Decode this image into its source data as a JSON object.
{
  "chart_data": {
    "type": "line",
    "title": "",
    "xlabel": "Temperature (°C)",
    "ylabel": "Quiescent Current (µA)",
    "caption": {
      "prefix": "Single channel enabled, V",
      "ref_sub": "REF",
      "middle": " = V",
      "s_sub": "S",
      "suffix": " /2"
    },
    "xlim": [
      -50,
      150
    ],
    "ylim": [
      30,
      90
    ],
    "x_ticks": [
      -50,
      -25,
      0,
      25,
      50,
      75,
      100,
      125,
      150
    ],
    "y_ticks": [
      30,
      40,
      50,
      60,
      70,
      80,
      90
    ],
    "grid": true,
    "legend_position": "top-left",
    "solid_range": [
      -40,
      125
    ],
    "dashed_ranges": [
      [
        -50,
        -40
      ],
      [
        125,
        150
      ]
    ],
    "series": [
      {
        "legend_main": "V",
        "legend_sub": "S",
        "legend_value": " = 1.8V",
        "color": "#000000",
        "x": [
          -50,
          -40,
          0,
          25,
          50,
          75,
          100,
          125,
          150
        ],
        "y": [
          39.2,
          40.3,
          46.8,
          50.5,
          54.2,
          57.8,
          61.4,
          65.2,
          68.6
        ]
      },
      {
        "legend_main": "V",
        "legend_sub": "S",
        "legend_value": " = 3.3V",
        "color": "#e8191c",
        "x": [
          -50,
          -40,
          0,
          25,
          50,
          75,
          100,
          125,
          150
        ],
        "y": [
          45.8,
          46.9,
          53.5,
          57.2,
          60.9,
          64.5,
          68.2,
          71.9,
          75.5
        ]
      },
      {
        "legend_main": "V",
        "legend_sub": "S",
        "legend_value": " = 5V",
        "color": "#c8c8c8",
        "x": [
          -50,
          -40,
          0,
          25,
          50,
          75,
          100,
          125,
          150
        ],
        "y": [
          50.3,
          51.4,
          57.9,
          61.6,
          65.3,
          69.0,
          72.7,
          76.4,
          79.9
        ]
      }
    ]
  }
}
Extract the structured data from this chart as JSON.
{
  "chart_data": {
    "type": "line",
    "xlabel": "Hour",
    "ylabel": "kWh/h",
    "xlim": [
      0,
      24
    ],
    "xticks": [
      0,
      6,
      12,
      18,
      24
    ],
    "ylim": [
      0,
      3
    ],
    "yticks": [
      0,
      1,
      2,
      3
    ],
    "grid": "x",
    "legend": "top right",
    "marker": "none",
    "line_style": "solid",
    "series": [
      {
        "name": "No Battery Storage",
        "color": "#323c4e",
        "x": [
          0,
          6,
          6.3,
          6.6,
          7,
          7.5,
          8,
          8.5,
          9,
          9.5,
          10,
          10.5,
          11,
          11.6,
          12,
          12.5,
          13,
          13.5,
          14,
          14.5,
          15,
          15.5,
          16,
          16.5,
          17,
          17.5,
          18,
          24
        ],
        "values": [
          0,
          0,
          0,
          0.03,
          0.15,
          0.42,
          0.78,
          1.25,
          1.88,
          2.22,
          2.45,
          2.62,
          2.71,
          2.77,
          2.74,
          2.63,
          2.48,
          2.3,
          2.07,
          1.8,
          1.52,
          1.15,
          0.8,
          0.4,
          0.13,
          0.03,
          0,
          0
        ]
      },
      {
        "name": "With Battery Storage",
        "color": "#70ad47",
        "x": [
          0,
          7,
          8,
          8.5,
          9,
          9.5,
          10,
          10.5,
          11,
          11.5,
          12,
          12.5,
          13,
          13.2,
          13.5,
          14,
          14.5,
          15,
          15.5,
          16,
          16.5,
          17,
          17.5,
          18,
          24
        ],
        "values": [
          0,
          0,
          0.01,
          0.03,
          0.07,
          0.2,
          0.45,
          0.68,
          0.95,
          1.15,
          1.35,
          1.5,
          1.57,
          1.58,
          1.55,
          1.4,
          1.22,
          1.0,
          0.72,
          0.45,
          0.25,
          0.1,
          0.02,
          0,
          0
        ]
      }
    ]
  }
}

> _Challenge_:
Retype the data in full and match it exactly.

> _Worked answer_:
Decode this image into its source data as a JSON object.
{
  "chart_data": {
    "type": "line",
    "title": "",
    "xlabel": "Temperature (°C)",
    "ylabel": "Quiescent Current (µA)",
    "caption": {
      "prefix": "Single channel enabled, V",
      "ref_sub": "REF",
      "middle": " = V",
      "s_sub": "S",
      "suffix": " /2"
    },
    "xlim": [
      -50,
      150
    ],
    "ylim": [
      30,
      90
    ],
    "x_ticks": [
      -50,
      -25,
      0,
      25,
      50,
      75,
      100,
      125,
      150
    ],
    "y_ticks": [
      30,
      40,
      50,
      60,
      70,
      80,
      90
    ],
    "grid": true,
    "legend_position": "top-left",
    "solid_range": [
      -40,
      125
    ],
    "dashed_ranges": [
      [
        -50,
        -40
      ],
      [
        125,
        150
      ]
    ],
    "series": [
      {
        "legend_main": "V",
        "legend_sub": "S",
        "legend_value": " = 1.8V",
        "color": "#000000",
        "x": [
          -50,
          -40,
          0,
          25,
          50,
          75,
          100,
          125,
          150
        ],
        "y": [
          39.2,
          40.3,
          46.8,
          50.5,
          54.2,
          57.8,
          61.4,
          65.2,
          68.6
        ]
      },
      {
        "legend_main": "V",
        "legend_sub": "S",
        "legend_value": " = 3.3V",
        "color": "#e8191c",
        "x": [
          -50,
          -40,
          0,
          25,
          50,
          75,
          100,
          125,
          150
        ],
        "y": [
          45.8,
          46.9,
          53.5,
          57.2,
          60.9,
          64.5,
          68.2,
          71.9,
          75.5
        ]
      },
      {
        "legend_main": "V",
        "legend_sub": "S",
        "legend_value": " = 5V",
        "color": "#c8c8c8",
        "x": [
          -50,
          -40,
          0,
          25,
          50,
          75,
          100,
          125,
          150
        ],
        "y": [
          50.3,
          51.4,
          57.9,
          61.6,
          65.3,
          69.0,
          72.7,
          76.4,
          79.9
        ]
      }
    ]
  }
}
Extract the structured data from this chart as JSON.
{
  "chart_data": {
    "type": "line",
    "xlabel": "Hour",
    "ylabel": "kWh/h",
    "xlim": [
      0,
      24
    ],
    "xticks": [
      0,
      6,
      12,
      18,
      24
    ],
    "ylim": [
      0,
      3
    ],
    "yticks": [
      0,
      1,
      2,
      3
    ],
    "grid": "x",
    "legend": "top right",
    "marker": "none",
    "line_style": "solid",
    "series": [
      {
        "name": "No Battery Storage",
        "color": "#323c4e",
        "x": [
          0,
          6,
          6.3,
          6.6,
          7,
          7.5,
          8,
          8.5,
          9,
          9.5,
          10,
          10.5,
          11,
          11.6,
          12,
          12.5,
          13,
          13.5,
          14,
          14.5,
          15,
          15.5,
          16,
          16.5,
          17,
          17.5,
          18,
          24
        ],
        "values": [
          0,
          0,
          0,
          0.03,
          0.15,
          0.42,
          0.78,
          1.25,
          1.88,
          2.22,
          2.45,
          2.62,
          2.71,
          2.77,
          2.74,
          2.63,
          2.48,
          2.3,
          2.07,
          1.8,
          1.52,
          1.15,
          0.8,
          0.4,
          0.13,
          0.03,
          0,
          0
        ]
      },
      {
        "name": "With Battery Storage",
        "color": "#70ad47",
        "x": [
          0,
          7,
          8,
          8.5,
          9,
          9.5,
          10,
          10.5,
          11,
          11.5,
          12,
          12.5,
          13,
          13.2,
          13.5,
          14,
          14.5,
          15,
          15.5,
          16,
          16.5,
          17,
          17.5,
          18,
          24
        ],
        "values": [
          0,
          0,
          0.01,
          0.03,
          0.07,
          0.2,
          0.45,
          0.68,
          0.95,
          1.15,
          1.35,
          1.5,
          1.57,
          1.58,
          1.55,
          1.4,
          1.22,
          1.0,
          0.72,
          0.45,
          0.25,
          0.1,
          0.02,
          0,
          0
        ]
      }
    ]
  }
}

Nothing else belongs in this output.